> What you will do
Take the data below and repeat it exactly.
::::::
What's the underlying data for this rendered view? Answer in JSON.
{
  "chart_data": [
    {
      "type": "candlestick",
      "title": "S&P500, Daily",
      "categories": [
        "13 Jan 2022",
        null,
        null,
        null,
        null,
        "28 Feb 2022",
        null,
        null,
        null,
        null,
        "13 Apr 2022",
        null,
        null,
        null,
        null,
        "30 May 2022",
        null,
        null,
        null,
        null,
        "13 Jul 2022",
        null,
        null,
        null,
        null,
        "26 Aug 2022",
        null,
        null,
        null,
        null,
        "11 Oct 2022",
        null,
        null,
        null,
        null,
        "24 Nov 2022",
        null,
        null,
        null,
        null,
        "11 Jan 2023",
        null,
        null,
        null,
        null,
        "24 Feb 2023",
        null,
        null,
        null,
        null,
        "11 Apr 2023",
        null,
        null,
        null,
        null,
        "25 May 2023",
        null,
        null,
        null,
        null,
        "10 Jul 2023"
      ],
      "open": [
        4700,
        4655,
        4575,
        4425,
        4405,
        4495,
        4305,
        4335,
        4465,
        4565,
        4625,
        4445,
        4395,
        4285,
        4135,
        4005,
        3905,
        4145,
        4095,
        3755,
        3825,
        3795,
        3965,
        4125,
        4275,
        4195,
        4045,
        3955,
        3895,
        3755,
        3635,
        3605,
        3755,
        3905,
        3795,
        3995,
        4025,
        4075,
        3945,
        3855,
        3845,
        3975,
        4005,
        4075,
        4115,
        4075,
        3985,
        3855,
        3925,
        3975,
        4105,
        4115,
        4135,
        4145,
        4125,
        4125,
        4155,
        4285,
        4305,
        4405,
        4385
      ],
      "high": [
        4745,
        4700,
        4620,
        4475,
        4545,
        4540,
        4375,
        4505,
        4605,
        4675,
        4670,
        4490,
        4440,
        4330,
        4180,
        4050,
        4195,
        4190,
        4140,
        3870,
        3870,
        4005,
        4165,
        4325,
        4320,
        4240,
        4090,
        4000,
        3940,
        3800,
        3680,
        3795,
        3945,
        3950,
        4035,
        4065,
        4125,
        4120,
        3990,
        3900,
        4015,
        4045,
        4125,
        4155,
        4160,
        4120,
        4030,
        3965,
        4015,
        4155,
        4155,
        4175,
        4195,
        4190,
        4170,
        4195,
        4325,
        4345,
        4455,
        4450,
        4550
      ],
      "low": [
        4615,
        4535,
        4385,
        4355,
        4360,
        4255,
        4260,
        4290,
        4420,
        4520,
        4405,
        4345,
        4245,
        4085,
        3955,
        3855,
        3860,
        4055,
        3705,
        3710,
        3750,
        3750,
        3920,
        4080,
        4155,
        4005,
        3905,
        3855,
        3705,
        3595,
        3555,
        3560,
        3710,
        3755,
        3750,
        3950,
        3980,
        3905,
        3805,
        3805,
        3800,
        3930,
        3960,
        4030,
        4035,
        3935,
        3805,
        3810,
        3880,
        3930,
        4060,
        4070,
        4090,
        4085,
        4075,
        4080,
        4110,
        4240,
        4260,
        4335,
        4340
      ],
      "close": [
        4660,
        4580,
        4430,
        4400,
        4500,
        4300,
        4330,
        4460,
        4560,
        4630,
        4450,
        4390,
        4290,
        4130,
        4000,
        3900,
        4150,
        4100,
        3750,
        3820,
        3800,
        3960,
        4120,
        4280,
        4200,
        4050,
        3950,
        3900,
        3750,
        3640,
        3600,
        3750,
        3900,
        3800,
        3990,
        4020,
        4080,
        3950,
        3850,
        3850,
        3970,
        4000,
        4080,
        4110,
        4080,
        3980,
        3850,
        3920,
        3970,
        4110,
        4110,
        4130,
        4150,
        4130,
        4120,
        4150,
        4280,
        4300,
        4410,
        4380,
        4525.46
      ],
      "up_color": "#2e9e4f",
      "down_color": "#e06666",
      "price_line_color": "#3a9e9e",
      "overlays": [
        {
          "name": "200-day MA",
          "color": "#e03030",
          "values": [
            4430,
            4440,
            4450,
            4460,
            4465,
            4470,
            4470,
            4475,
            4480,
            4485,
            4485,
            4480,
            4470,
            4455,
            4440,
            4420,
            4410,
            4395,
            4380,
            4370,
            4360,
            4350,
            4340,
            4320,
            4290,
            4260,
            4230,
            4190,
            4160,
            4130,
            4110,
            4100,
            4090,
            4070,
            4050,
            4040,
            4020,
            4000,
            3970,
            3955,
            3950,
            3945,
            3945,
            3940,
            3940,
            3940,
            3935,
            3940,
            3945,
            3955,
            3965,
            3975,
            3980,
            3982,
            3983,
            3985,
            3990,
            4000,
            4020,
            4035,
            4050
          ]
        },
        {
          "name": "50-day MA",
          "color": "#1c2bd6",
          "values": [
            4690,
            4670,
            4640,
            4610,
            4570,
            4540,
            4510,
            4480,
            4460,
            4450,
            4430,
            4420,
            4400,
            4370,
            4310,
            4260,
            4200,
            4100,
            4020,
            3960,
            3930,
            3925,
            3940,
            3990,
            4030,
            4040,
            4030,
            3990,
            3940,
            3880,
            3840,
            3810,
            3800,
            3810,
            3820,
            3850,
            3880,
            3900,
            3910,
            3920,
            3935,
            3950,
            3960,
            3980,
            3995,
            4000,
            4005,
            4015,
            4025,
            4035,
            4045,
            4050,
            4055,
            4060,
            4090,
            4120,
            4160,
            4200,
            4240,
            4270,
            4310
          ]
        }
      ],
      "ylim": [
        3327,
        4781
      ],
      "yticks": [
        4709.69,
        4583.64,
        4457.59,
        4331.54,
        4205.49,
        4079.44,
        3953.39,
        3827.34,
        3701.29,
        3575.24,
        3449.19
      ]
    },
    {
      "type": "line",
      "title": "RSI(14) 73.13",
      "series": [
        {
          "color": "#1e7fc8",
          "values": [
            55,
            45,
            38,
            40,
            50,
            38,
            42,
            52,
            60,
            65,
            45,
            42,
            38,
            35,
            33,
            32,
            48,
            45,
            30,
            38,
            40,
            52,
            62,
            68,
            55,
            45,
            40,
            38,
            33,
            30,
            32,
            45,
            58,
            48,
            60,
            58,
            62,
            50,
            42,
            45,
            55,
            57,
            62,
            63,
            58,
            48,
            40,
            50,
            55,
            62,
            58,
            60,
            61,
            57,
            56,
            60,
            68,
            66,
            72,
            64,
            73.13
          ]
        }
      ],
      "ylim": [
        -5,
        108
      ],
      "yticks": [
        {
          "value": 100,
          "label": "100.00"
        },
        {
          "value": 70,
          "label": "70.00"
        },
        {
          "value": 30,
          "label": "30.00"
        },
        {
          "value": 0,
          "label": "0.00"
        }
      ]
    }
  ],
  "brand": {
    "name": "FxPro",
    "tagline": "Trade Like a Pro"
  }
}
::::::
> Output for this task
What's the underlying data for this rendered view? Answer in JSON.
{
  "chart_data": [
    {
      "type": "candlestick",
      "title": "S&P500, Daily",
      "categories": [
        "13 Jan 2022",
        null,
        null,
        null,
        null,
        "28 Feb 2022",
        null,
        null,
        null,
        null,
        "13 Apr 2022",
        null,
        null,
        null,
        null,
        "30 May 2022",
        null,
        null,
        null,
        null,
        "13 Jul 2022",
        null,
        null,
        null,
        null,
        "26 Aug 2022",
        null,
        null,
        null,
        null,
        "11 Oct 2022",
        null,
        null,
        null,
        null,
        "24 Nov 2022",
        null,
        null,
        null,
        null,
        "11 Jan 2023",
        null,
        null,
        null,
        null,
        "24 Feb 2023",
        null,
        null,
        null,
        null,
        "11 Apr 2023",
        null,
        null,
        null,
        null,
        "25 May 2023",
        null,
        null,
        null,
        null,
        "10 Jul 2023"
      ],
      "open": [
        4700,
        4655,
        4575,
        4425,
        4405,
        4495,
        4305,
        4335,
        4465,
        4565,
        4625,
        4445,
        4395,
        4285,
        4135,
        4005,
        3905,
        4145,
        4095,
        3755,
        3825,
        3795,
        3965,
        4125,
        4275,
        4195,
        4045,
        3955,
        3895,
        3755,
        3635,
        3605,
        3755,
        3905,
        3795,
        3995,
        4025,
        4075,
        3945,
        3855,
        3845,
        3975,
        4005,
        4075,
        4115,
        4075,
        3985,
        3855,
        3925,
        3975,
        4105,
        4115,
        4135,
        4145,
        4125,
        4125,
        4155,
        4285,
        4305,
        4405,
        4385
      ],
      "high": [
        4745,
        4700,
        4620,
        4475,
        4545,
        4540,
        4375,
        4505,
        4605,
        4675,
        4670,
        4490,
        4440,
        4330,
        4180,
        4050,
        4195,
        4190,
        4140,
        3870,
        3870,
        4005,
        4165,
        4325,
        4320,
        4240,
        4090,
        4000,
        3940,
        3800,
        3680,
        3795,
        3945,
        3950,
        4035,
        4065,
        4125,
        4120,
        3990,
        3900,
        4015,
        4045,
        4125,
        4155,
        4160,
        4120,
        4030,
        3965,
        4015,
        4155,
        4155,
        4175,
        4195,
        4190,
        4170,
        4195,
        4325,
        4345,
        4455,
        4450,
        4550
      ],
      "low": [
        4615,
        4535,
        4385,
        4355,
        4360,
        4255,
        4260,
        4290,
        4420,
        4520,
        4405,
        4345,
        4245,
        4085,
        3955,
        3855,
        3860,
        4055,
        3705,
        3710,
        3750,
        3750,
        3920,
        4080,
        4155,
        4005,
        3905,
        3855,
        3705,
        3595,
        3555,
        3560,
        3710,
        3755,
        3750,
        3950,
        3980,
        3905,
        3805,
        3805,
        3800,
        3930,
        3960,
        4030,
        4035,
        3935,
        3805,
        3810,
        3880,
        3930,
        4060,
        4070,
        4090,
        4085,
        4075,
        4080,
        4110,
        4240,
        4260,
        4335,
        4340
      ],
      "close": [
        4660,
        4580,
        4430,
        4400,
        4500,
        4300,
        4330,
        4460,
        4560,
        4630,
        4450,
        4390,
        4290,
        4130,
        4000,
        3900,
        4150,
        4100,
        3750,
        3820,
        3800,
        3960,
        4120,
        4280,
        4200,
        4050,
        3950,
        3900,
        3750,
        3640,
        3600,
        3750,
        3900,
        3800,
        3990,
        4020,
        4080,
        3950,
        3850,
        3850,
        3970,
        4000,
        4080,
        4110,
        4080,
        3980,
        3850,
        3920,
        3970,
        4110,
        4110,
        4130,
        4150,
        4130,
        4120,
        4150,
        4280,
        4300,
        4410,
        4380,
        4525.46
      ],
      "up_color": "#2e9e4f",
      "down_color": "#e06666",
      "price_line_color": "#3a9e9e",
      "overlays": [
        {
          "name": "200-day MA",
          "color": "#e03030",
          "values": [
            4430,
            4440,
            4450,
            4460,
            4465,
            4470,
            4470,
            4475,
            4480,
            4485,
            4485,
            4480,
            4470,
            4455,
            4440,
            4420,
            4410,
            4395,
            4380,
            4370,
            4360,
            4350,
            4340,
            4320,
            4290,
            4260,
            4230,
            4190,
            4160,
            4130,
            4110,
            4100,
            4090,
            4070,
            4050,
            4040,
            4020,
            4000,
            3970,
            3955,
            3950,
            3945,
            3945,
            3940,
            3940,
            3940,
            3935,
            3940,
            3945,
            3955,
            3965,
            3975,
            3980,
            3982,
            3983,
            3985,
            3990,
            4000,
            4020,
            4035,
            4050
          ]
        },
        {
          "name": "50-day MA",
          "color": "#1c2bd6",
          "values": [
            4690,
            4670,
            4640,
            4610,
            4570,
            4540,
            4510,
            4480,
            4460,
            4450,
            4430,
            4420,
            4400,
            4370,
            4310,
            4260,
            4200,
            4100,
            4020,
            3960,
            3930,
            3925,
            3940,
            3990,
            4030,
            4040,
            4030,
            3990,
            3940,
            3880,
            3840,
            3810,
            3800,
            3810,
            3820,
            3850,
            3880,
            3900,
            3910,
            3920,
            3935,
            3950,
            3960,
            3980,
            3995,
            4000,
            4005,
            4015,
            4025,
            4035,
            4045,
            4050,
            4055,
            4060,
            4090,
            4120,
            4160,
            4200,
            4240,
            4270,
            4310
          ]
        }
      ],
      "ylim": [
        3327,
        4781
      ],
      "yticks": [
        4709.69,
        4583.64,
        4457.59,
        4331.54,
        4205.49,
        4079.44,
        3953.39,
        3827.34,
        3701.29,
        3575.24,
        3449.19
      ]
    },
    {
      "type": "line",
      "title": "RSI(14) 73.13",
      "series": [
        {
          "color": "#1e7fc8",
          "values": [
            55,
            45,
            38,
            40,
            50,
            38,
            42,
            52,
            60,
            65,
            45,
            42,
            38,
            35,
            33,
            32,
            48,
            45,
            30,
            38,
            40,
            52,
            62,
            68,
            55,
            45,
            40,
            38,
            33,
            30,
            32,
            45,
            58,
            48,
            60,
            58,
            62,
            50,
            42,
            45,
            55,
            57,
            62,
            63,
            58,
            48,
            40,
            50,
            55,
            62,
            58,
            60,
            61,
            57,
            56,
            60,
            68,
            66,
            72,
            64,
            73.13
          ]
        }
      ],
      "ylim": [
        -5,
        108
      ],
      "yticks": [
        {
          "value": 100,
          "label": "100.00"
        },
        {
          "value": 70,
          "label": "70.00"
        },
        {
          "value": 30,
          "label": "30.00"
        },
        {
          "value": 0,
          "label": "0.00"
        }
      ]
    }
  ],
  "brand": {
    "name": "FxPro",
    "tagline": "Trade Like a Pro"
  }
}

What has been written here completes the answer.